Aim of the exercise: Of the lines in these entries, how many contain the string "unique"? Give the number and nothing else.

Material provided:
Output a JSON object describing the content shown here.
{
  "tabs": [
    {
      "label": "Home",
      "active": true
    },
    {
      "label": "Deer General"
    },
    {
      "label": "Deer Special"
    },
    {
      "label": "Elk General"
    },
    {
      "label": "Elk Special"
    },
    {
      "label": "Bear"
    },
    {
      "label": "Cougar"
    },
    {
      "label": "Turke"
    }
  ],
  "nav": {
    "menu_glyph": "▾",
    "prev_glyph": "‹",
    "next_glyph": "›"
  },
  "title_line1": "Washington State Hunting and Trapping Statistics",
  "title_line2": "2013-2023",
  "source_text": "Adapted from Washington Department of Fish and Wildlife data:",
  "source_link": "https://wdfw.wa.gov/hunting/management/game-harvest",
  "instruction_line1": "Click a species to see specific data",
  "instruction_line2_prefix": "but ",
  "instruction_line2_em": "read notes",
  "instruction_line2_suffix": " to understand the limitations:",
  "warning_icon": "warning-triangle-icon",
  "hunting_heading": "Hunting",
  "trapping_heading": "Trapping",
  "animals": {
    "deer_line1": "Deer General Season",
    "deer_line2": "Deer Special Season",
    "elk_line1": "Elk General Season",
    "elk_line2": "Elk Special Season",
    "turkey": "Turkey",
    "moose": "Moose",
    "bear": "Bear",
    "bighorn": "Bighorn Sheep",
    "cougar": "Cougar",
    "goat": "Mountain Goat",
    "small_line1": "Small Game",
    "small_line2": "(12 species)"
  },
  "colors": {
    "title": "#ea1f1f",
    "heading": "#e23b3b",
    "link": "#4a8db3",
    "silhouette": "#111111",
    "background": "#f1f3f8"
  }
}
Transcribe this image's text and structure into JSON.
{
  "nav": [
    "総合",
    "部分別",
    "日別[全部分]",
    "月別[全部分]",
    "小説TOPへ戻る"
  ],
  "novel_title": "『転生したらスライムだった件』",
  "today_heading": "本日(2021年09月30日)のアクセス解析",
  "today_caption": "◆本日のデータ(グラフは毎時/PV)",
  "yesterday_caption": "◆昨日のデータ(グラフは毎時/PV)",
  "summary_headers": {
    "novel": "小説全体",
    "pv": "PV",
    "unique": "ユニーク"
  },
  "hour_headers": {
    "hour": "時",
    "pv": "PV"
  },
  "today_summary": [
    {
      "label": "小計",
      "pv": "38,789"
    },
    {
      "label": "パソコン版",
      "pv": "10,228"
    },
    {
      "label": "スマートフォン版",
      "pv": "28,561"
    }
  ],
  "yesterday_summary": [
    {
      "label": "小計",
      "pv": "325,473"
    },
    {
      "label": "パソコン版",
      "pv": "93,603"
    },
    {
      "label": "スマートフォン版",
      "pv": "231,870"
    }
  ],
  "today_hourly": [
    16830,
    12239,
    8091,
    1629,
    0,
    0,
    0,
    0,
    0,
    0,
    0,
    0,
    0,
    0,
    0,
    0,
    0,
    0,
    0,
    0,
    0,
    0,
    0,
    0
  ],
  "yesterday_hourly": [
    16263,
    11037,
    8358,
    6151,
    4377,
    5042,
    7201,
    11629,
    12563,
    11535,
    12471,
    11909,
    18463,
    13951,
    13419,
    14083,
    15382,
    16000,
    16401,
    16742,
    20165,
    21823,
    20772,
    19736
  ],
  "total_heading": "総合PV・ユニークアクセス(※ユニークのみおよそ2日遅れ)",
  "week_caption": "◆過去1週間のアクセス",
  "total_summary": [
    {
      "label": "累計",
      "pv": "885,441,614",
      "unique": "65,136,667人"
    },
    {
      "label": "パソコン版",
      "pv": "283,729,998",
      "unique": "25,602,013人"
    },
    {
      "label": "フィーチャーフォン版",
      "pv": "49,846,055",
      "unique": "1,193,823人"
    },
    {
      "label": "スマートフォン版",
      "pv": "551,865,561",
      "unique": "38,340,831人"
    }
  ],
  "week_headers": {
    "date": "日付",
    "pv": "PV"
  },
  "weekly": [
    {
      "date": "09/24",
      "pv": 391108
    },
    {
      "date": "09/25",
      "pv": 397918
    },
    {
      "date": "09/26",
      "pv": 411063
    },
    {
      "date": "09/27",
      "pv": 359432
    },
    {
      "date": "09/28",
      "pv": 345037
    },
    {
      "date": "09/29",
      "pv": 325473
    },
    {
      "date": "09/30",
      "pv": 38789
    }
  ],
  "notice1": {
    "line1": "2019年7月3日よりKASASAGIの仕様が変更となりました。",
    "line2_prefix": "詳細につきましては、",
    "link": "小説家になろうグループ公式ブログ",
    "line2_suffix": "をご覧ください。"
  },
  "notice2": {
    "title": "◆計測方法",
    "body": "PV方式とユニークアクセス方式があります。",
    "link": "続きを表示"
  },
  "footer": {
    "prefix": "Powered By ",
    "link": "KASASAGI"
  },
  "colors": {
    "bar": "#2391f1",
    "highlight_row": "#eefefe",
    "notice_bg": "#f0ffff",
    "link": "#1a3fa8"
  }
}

Final result: 5